## [Task details]
The entries need to be copied exactly.

-- Start Recorded information --

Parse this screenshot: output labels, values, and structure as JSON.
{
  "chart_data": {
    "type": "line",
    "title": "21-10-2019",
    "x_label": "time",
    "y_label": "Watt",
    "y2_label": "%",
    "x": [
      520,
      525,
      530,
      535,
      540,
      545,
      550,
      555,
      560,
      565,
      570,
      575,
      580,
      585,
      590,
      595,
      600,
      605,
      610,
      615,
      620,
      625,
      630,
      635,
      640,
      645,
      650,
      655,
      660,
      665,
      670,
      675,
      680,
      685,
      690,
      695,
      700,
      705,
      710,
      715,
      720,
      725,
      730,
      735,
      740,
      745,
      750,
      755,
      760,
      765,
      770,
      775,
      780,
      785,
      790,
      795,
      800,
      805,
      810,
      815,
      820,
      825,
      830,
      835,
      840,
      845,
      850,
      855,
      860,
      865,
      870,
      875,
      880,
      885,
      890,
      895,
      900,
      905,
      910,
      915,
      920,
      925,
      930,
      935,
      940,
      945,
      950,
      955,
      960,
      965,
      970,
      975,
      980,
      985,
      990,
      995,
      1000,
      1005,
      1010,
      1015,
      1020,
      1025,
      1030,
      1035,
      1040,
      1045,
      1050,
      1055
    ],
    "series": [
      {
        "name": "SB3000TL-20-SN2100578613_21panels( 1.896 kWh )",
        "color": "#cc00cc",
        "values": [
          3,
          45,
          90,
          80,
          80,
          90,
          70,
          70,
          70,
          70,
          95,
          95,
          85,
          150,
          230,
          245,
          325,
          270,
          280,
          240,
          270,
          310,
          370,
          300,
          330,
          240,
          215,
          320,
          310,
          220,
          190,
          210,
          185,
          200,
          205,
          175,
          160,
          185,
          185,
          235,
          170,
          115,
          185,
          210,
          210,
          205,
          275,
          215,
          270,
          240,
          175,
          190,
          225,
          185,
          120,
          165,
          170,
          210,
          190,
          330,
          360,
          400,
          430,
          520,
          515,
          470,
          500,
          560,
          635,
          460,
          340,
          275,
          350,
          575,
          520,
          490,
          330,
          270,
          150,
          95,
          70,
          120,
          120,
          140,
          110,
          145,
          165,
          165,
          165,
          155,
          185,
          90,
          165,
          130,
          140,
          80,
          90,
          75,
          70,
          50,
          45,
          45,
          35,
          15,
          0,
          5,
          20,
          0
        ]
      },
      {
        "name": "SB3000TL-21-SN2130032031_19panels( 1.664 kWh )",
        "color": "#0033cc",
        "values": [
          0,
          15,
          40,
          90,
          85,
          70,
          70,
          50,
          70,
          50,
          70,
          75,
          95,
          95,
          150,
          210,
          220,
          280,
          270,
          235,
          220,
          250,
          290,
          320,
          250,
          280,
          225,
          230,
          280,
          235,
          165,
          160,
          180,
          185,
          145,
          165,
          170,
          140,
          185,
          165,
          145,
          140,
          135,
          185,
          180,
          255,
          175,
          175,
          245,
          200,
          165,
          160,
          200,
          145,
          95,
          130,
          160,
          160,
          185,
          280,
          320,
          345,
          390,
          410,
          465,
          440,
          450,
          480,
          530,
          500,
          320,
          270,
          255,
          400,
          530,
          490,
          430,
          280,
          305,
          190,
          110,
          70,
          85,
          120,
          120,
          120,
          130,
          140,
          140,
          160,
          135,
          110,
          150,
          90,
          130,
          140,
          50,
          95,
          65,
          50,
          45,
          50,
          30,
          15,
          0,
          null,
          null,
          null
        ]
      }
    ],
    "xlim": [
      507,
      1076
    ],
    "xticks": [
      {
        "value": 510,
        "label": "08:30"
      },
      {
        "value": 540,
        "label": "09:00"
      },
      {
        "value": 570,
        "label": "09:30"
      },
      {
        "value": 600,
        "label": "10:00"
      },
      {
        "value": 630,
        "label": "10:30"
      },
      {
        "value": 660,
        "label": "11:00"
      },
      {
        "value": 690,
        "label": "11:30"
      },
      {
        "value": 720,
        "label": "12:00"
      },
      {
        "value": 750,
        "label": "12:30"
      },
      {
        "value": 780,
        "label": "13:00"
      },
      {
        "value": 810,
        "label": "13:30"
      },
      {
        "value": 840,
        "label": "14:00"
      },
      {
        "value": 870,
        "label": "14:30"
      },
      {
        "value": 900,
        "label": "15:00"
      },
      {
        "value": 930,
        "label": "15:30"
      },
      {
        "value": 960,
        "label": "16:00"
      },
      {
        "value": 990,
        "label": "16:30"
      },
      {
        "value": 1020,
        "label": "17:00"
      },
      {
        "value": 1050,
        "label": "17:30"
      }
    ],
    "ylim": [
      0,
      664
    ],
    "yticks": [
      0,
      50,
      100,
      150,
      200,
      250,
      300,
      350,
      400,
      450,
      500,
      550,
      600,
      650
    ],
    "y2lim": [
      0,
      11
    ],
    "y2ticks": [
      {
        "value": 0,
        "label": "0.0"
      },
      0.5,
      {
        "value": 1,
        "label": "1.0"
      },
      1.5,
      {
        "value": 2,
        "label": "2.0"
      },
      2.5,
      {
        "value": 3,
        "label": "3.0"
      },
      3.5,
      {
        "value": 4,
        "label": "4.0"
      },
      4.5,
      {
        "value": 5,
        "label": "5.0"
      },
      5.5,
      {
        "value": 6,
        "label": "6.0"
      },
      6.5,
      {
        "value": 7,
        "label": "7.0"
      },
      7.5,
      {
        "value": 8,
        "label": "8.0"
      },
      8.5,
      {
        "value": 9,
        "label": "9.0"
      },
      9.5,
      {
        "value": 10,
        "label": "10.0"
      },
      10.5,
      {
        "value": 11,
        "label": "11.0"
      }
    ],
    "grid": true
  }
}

-- End Recorded information --

## [Answer in full]
Parse this screenshot: output labels, values, and structure as JSON.
{
  "chart_data": {
    "type": "line",
    "title": "21-10-2019",
    "x_label": "time",
    "y_label": "Watt",
    "y2_label": "%",
    "x": [
      520,
      525,
      530,
      535,
      540,
      545,
      550,
      555,
      560,
      565,
      570,
      575,
      580,
      585,
      590,
      595,
      600,
      605,
      610,
      615,
      620,
      625,
      630,
      635,
      640,
      645,
      650,
      655,
      660,
      665,
      670,
      675,
      680,
      685,
      690,
      695,
      700,
      705,
      710,
      715,
      720,
      725,
      730,
      735,
      740,
      745,
      750,
      755,
      760,
      765,
      770,
      775,
      780,
      785,
      790,
      795,
      800,
      805,
      810,
      815,
      820,
      825,
      830,
      835,
      840,
      845,
      850,
      855,
      860,
      865,
      870,
      875,
      880,
      885,
      890,
      895,
      900,
      905,
      910,
      915,
      920,
      925,
      930,
      935,
      940,
      945,
      950,
      955,
      960,
      965,
      970,
      975,
      980,
      985,
      990,
      995,
      1000,
      1005,
      1010,
      1015,
      1020,
      1025,
      1030,
      1035,
      1040,
      1045,
      1050,
      1055
    ],
    "series": [
      {
        "name": "SB3000TL-20-SN2100578613_21panels( 1.896 kWh )",
        "color": "#cc00cc",
        "values": [
          3,
          45,
          90,
          80,
          80,
          90,
          70,
          70,
          70,
          70,
          95,
          95,
          85,
          150,
          230,
          245,
          325,
          270,
          280,
          240,
          270,
          310,
          370,
          300,
          330,
          240,
          215,
          320,
          310,
          220,
          190,
          210,
          185,
          200,
          205,
          175,
          160,
          185,
          185,
          235,
          170,
          115,
          185,
          210,
          210,
          205,
          275,
          215,
          270,
          240,
          175,
          190,
          225,
          185,
          120,
          165,
          170,
          210,
          190,
          330,
          360,
          400,
          430,
          520,
          515,
          470,
          500,
          560,
          635,
          460,
          340,
          275,
          350,
          575,
          520,
          490,
          330,
          270,
          150,
          95,
          70,
          120,
          120,
          140,
          110,
          145,
          165,
          165,
          165,
          155,
          185,
          90,
          165,
          130,
          140,
          80,
          90,
          75,
          70,
          50,
          45,
          45,
          35,
          15,
          0,
          5,
          20,
          0
        ]
      },
      {
        "name": "SB3000TL-21-SN2130032031_19panels( 1.664 kWh )",
        "color": "#0033cc",
        "values": [
          0,
          15,
          40,
          90,
          85,
          70,
          70,
          50,
          70,
          50,
          70,
          75,
          95,
          95,
          150,
          210,
          220,
          280,
          270,
          235,
          220,
          250,
          290,
          320,
          250,
          280,
          225,
          230,
          280,
          235,
          165,
          160,
          180,
          185,
          145,
          165,
          170,
          140,
          185,
          165,
          145,
          140,
          135,
          185,
          180,
          255,
          175,
          175,
          245,
          200,
          165,
          160,
          200,
          145,
          95,
          130,
          160,
          160,
          185,
          280,
          320,
          345,
          390,
          410,
          465,
          440,
          450,
          480,
          530,
          500,
          320,
          270,
          255,
          400,
          530,
          490,
          430,
          280,
          305,
          190,
          110,
          70,
          85,
          120,
          120,
          120,
          130,
          140,
          140,
          160,
          135,
          110,
          150,
          90,
          130,
          140,
          50,
          95,
          65,
          50,
          45,
          50,
          30,
          15,
          0,
          null,
          null,
          null
        ]
      }
    ],
    "xlim": [
      507,
      1076
    ],
    "xticks": [
      {
        "value": 510,
        "label": "08:30"
      },
      {
        "value": 540,
        "label": "09:00"
      },
      {
        "value": 570,
        "label": "09:30"
      },
      {
        "value": 600,
        "label": "10:00"
      },
      {
        "value": 630,
        "label": "10:30"
      },
      {
        "value": 660,
        "label": "11:00"
      },
      {
        "value": 690,
        "label": "11:30"
      },
      {
        "value": 720,
        "label": "12:00"
      },
      {
        "value": 750,
        "label": "12:30"
      },
      {
        "value": 780,
        "label": "13:00"
      },
      {
        "value": 810,
        "label": "13:30"
      },
      {
        "value": 840,
        "label": "14:00"
      },
      {
        "value": 870,
        "label": "14:30"
      },
      {
        "value": 900,
        "label": "15:00"
      },
      {
        "value": 930,
        "label": "15:30"
      },
      {
        "value": 960,
        "label": "16:00"
      },
      {
        "value": 990,
        "label": "16:30"
      },
      {
        "value": 1020,
        "label": "17:00"
      },
      {
        "value": 1050,
        "label": "17:30"
      }
    ],
    "ylim": [
      0,
      664
    ],
    "yticks": [
      0,
      50,
      100,
      150,
      200,
      250,
      300,
      350,
      400,
      450,
      500,
      550,
      600,
      650
    ],
    "y2lim": [
      0,
      11
    ],
    "y2ticks": [
      {
        "value": 0,
        "label": "0.0"
      },
      0.5,
      {
        "value": 1,
        "label": "1.0"
      },
      1.5,
      {
        "value": 2,
        "label": "2.0"
      },
      2.5,
      {
        "value": 3,
        "label": "3.0"
      },
      3.5,
      {
        "value": 4,
        "label": "4.0"
      },
      4.5,
      {
        "value": 5,
        "label": "5.0"
      },
      5.5,
      {
        "value": 6,
        "label": "6.0"
      },
      6.5,
      {
        "value": 7,
        "label": "7.0"
      },
      7.5,
      {
        "value": 8,
        "label": "8.0"
      },
      8.5,
      {
        "value": 9,
        "label": "9.0"
      },
      9.5,
      {
        "value": 10,
        "label": "10.0"
      },
      10.5,
      {
        "value": 11,
        "label": "11.0"
      }
    ],
    "grid": true
  }
}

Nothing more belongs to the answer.